--- BEGIN Data to process ---
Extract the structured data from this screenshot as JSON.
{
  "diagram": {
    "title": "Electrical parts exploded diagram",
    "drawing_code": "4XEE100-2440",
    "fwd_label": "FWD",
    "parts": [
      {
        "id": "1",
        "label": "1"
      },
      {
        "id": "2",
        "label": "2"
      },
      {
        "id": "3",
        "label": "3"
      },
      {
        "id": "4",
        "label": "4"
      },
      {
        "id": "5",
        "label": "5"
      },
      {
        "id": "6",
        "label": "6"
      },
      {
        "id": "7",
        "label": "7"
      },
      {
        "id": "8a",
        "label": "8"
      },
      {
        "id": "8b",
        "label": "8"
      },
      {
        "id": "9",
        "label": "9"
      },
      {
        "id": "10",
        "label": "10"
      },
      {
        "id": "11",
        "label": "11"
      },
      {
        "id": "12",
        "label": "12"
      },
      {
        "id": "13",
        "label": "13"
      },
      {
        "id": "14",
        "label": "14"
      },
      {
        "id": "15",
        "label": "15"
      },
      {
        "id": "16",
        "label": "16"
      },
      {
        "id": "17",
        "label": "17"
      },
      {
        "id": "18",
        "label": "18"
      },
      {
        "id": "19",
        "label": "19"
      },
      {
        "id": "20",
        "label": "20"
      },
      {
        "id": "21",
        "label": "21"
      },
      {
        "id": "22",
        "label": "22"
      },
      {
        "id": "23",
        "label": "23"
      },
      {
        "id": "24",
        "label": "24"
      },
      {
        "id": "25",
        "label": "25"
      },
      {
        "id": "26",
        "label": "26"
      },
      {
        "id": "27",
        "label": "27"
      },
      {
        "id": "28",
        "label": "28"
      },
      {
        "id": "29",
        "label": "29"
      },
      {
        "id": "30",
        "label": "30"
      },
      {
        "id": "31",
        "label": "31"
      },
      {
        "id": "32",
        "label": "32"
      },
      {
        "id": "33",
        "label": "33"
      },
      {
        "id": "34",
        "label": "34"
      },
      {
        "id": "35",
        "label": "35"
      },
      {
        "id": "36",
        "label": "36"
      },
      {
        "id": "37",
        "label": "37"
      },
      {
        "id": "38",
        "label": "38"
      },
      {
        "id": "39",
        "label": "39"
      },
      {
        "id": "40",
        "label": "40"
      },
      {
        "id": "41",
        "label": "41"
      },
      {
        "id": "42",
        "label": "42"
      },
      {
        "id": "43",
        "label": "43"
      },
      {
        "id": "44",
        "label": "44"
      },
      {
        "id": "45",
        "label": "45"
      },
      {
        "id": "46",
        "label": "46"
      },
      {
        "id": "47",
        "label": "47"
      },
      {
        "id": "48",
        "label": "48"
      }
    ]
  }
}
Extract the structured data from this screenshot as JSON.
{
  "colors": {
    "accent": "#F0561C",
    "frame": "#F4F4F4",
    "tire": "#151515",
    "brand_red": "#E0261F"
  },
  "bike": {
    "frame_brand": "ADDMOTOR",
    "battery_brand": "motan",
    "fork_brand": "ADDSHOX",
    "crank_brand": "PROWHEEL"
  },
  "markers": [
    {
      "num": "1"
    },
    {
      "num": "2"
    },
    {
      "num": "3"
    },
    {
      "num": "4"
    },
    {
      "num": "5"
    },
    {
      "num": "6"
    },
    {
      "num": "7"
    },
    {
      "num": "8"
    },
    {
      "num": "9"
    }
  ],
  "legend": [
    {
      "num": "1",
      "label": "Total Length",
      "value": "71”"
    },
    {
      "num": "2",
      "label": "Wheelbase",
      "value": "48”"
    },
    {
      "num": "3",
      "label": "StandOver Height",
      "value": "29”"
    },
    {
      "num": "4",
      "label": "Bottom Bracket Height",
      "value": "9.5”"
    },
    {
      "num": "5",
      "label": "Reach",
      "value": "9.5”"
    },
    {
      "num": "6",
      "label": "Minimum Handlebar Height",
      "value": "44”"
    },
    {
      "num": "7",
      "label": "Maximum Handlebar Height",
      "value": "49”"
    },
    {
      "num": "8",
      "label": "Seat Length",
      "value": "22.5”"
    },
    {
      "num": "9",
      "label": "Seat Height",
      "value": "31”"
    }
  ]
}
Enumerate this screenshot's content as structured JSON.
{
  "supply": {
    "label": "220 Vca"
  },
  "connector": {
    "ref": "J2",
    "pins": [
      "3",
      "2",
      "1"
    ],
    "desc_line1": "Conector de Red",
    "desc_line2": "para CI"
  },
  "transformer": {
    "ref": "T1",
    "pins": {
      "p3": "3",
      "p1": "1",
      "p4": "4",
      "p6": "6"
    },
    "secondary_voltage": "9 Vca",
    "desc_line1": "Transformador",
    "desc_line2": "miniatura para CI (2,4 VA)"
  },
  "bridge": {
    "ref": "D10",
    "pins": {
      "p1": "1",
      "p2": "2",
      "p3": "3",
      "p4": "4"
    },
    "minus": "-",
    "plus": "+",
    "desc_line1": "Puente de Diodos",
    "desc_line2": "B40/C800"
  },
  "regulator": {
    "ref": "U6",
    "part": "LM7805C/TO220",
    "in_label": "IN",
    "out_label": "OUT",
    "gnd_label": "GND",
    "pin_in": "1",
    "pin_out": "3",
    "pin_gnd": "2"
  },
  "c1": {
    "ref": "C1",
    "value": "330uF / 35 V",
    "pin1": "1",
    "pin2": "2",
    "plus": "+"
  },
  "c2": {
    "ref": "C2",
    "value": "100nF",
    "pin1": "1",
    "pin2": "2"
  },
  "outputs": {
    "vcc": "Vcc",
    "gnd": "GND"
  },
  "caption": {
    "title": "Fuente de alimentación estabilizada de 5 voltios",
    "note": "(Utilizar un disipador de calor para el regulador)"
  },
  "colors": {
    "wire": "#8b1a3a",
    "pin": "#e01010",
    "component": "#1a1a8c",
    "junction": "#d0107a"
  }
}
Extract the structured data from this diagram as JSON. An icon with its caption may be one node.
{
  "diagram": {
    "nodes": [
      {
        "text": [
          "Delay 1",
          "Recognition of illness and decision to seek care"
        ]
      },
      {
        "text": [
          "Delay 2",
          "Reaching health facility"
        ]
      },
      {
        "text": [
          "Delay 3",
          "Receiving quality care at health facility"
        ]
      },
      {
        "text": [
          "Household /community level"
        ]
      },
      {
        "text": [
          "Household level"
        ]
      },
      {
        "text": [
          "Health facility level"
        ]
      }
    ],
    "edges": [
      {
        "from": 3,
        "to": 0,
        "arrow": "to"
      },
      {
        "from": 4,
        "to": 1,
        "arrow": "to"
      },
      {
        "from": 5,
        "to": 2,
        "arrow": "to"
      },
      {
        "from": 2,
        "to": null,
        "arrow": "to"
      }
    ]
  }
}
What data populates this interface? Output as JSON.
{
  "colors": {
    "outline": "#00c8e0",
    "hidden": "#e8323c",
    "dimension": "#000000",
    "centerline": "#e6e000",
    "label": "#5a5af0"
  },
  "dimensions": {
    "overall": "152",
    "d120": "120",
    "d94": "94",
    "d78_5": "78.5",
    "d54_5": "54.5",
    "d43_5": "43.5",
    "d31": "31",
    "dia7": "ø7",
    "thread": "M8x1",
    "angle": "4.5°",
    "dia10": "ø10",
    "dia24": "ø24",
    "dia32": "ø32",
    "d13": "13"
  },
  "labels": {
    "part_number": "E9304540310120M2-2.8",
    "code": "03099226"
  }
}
--- END Data to process ---
Faithfully reproduce all of the records, character for character.

### Output of the exercise
Extract the structured data from this screenshot as JSON.
{
  "diagram": {
    "title": "Electrical parts exploded diagram",
    "drawing_code": "4XEE100-2440",
    "fwd_label": "FWD",
    "parts": [
      {
        "id": "1",
        "label": "1"
      },
      {
        "id": "2",
        "label": "2"
      },
      {
        "id": "3",
        "label": "3"
      },
      {
        "id": "4",
        "label": "4"
      },
      {
        "id": "5",
        "label": "5"
      },
      {
        "id": "6",
        "label": "6"
      },
      {
        "id": "7",
        "label": "7"
      },
      {
        "id": "8a",
        "label": "8"
      },
      {
        "id": "8b",
        "label": "8"
      },
      {
        "id": "9",
        "label": "9"
      },
      {
        "id": "10",
        "label": "10"
      },
      {
        "id": "11",
        "label": "11"
      },
      {
        "id": "12",
        "label": "12"
      },
      {
        "id": "13",
        "label": "13"
      },
      {
        "id": "14",
        "label": "14"
      },
      {
        "id": "15",
        "label": "15"
      },
      {
        "id": "16",
        "label": "16"
      },
      {
        "id": "17",
        "label": "17"
      },
      {
        "id": "18",
        "label": "18"
      },
      {
        "id": "19",
        "label": "19"
      },
      {
        "id": "20",
        "label": "20"
      },
      {
        "id": "21",
        "label": "21"
      },
      {
        "id": "22",
        "label": "22"
      },
      {
        "id": "23",
        "label": "23"
      },
      {
        "id": "24",
        "label": "24"
      },
      {
        "id": "25",
        "label": "25"
      },
      {
        "id": "26",
        "label": "26"
      },
      {
        "id": "27",
        "label": "27"
      },
      {
        "id": "28",
        "label": "28"
      },
      {
        "id": "29",
        "label": "29"
      },
      {
        "id": "30",
        "label": "30"
      },
      {
        "id": "31",
        "label": "31"
      },
      {
        "id": "32",
        "label": "32"
      },
      {
        "id": "33",
        "label": "33"
      },
      {
        "id": "34",
        "label": "34"
      },
      {
        "id": "35",
        "label": "35"
      },
      {
        "id": "36",
        "label": "36"
      },
      {
        "id": "37",
        "label": "37"
      },
      {
        "id": "38",
        "label": "38"
      },
      {
        "id": "39",
        "label": "39"
      },
      {
        "id": "40",
        "label": "40"
      },
      {
        "id": "41",
        "label": "41"
      },
      {
        "id": "42",
        "label": "42"
      },
      {
        "id": "43",
        "label": "43"
      },
      {
        "id": "44",
        "label": "44"
      },
      {
        "id": "45",
        "label": "45"
      },
      {
        "id": "46",
        "label": "46"
      },
      {
        "id": "47",
        "label": "47"
      },
      {
        "id": "48",
        "label": "48"
      }
    ]
  }
}
Extract the structured data from this screenshot as JSON.
{
  "colors": {
    "accent": "#F0561C",
    "frame": "#F4F4F4",
    "tire": "#151515",
    "brand_red": "#E0261F"
  },
  "bike": {
    "frame_brand": "ADDMOTOR",
    "battery_brand": "motan",
    "fork_brand": "ADDSHOX",
    "crank_brand": "PROWHEEL"
  },
  "markers": [
    {
      "num": "1"
    },
    {
      "num": "2"
    },
    {
      "num": "3"
    },
    {
      "num": "4"
    },
    {
      "num": "5"
    },
    {
      "num": "6"
    },
    {
      "num": "7"
    },
    {
      "num": "8"
    },
    {
      "num": "9"
    }
  ],
  "legend": [
    {
      "num": "1",
      "label": "Total Length",
      "value": "71”"
    },
    {
      "num": "2",
      "label": "Wheelbase",
      "value": "48”"
    },
    {
      "num": "3",
      "label": "StandOver Height",
      "value": "29”"
    },
    {
      "num": "4",
      "label": "Bottom Bracket Height",
      "value": "9.5”"
    },
    {
      "num": "5",
      "label": "Reach",
      "value": "9.5”"
    },
    {
      "num": "6",
      "label": "Minimum Handlebar Height",
      "value": "44”"
    },
    {
      "num": "7",
      "label": "Maximum Handlebar Height",
      "value": "49”"
    },
    {
      "num": "8",
      "label": "Seat Length",
      "value": "22.5”"
    },
    {
      "num": "9",
      "label": "Seat Height",
      "value": "31”"
    }
  ]
}
Enumerate this screenshot's content as structured JSON.
{
  "supply": {
    "label": "220 Vca"
  },
  "connector": {
    "ref": "J2",
    "pins": [
      "3",
      "2",
      "1"
    ],
    "desc_line1": "Conector de Red",
    "desc_line2": "para CI"
  },
  "transformer": {
    "ref": "T1",
    "pins": {
      "p3": "3",
      "p1": "1",
      "p4": "4",
      "p6": "6"
    },
    "secondary_voltage": "9 Vca",
    "desc_line1": "Transformador",
    "desc_line2": "miniatura para CI (2,4 VA)"
  },
  "bridge": {
    "ref": "D10",
    "pins": {
      "p1": "1",
      "p2": "2",
      "p3": "3",
      "p4": "4"
    },
    "minus": "-",
    "plus": "+",
    "desc_line1": "Puente de Diodos",
    "desc_line2": "B40/C800"
  },
  "regulator": {
    "ref": "U6",
    "part": "LM7805C/TO220",
    "in_label": "IN",
    "out_label": "OUT",
    "gnd_label": "GND",
    "pin_in": "1",
    "pin_out": "3",
    "pin_gnd": "2"
  },
  "c1": {
    "ref": "C1",
    "value": "330uF / 35 V",
    "pin1": "1",
    "pin2": "2",
    "plus": "+"
  },
  "c2": {
    "ref": "C2",
    "value": "100nF",
    "pin1": "1",
    "pin2": "2"
  },
  "outputs": {
    "vcc": "Vcc",
    "gnd": "GND"
  },
  "caption": {
    "title": "Fuente de alimentación estabilizada de 5 voltios",
    "note": "(Utilizar un disipador de calor para el regulador)"
  },
  "colors": {
    "wire": "#8b1a3a",
    "pin": "#e01010",
    "component": "#1a1a8c",
    "junction": "#d0107a"
  }
}
Extract the structured data from this diagram as JSON. An icon with its caption may be one node.
{
  "diagram": {
    "nodes": [
      {
        "text": [
          "Delay 1",
          "Recognition of illness and decision to seek care"
        ]
      },
      {
        "text": [
          "Delay 2",
          "Reaching health facility"
        ]
      },
      {
        "text": [
          "Delay 3",
          "Receiving quality care at health facility"
        ]
      },
      {
        "text": [
          "Household /community level"
        ]
      },
      {
        "text": [
          "Household level"
        ]
      },
      {
        "text": [
          "Health facility level"
        ]
      }
    ],
    "edges": [
      {
        "from": 3,
        "to": 0,
        "arrow": "to"
      },
      {
        "from": 4,
        "to": 1,
        "arrow": "to"
      },
      {
        "from": 5,
        "to": 2,
        "arrow": "to"
      },
      {
        "from": 2,
        "to": null,
        "arrow": "to"
      }
    ]
  }
}
What data populates this interface? Output as JSON.
{
  "colors": {
    "outline": "#00c8e0",
    "hidden": "#e8323c",
    "dimension": "#000000",
    "centerline": "#e6e000",
    "label": "#5a5af0"
  },
  "dimensions": {
    "overall": "152",
    "d120": "120",
    "d94": "94",
    "d78_5": "78.5",
    "d54_5": "54.5",
    "d43_5": "43.5",
    "d31": "31",
    "dia7": "ø7",
    "thread": "M8x1",
    "angle": "4.5°",
    "dia10": "ø10",
    "dia24": "ø24",
    "dia32": "ø32",
    "d13": "13"
  },
  "labels": {
    "part_number": "E9304540310120M2-2.8",
    "code": "03099226"
  }
}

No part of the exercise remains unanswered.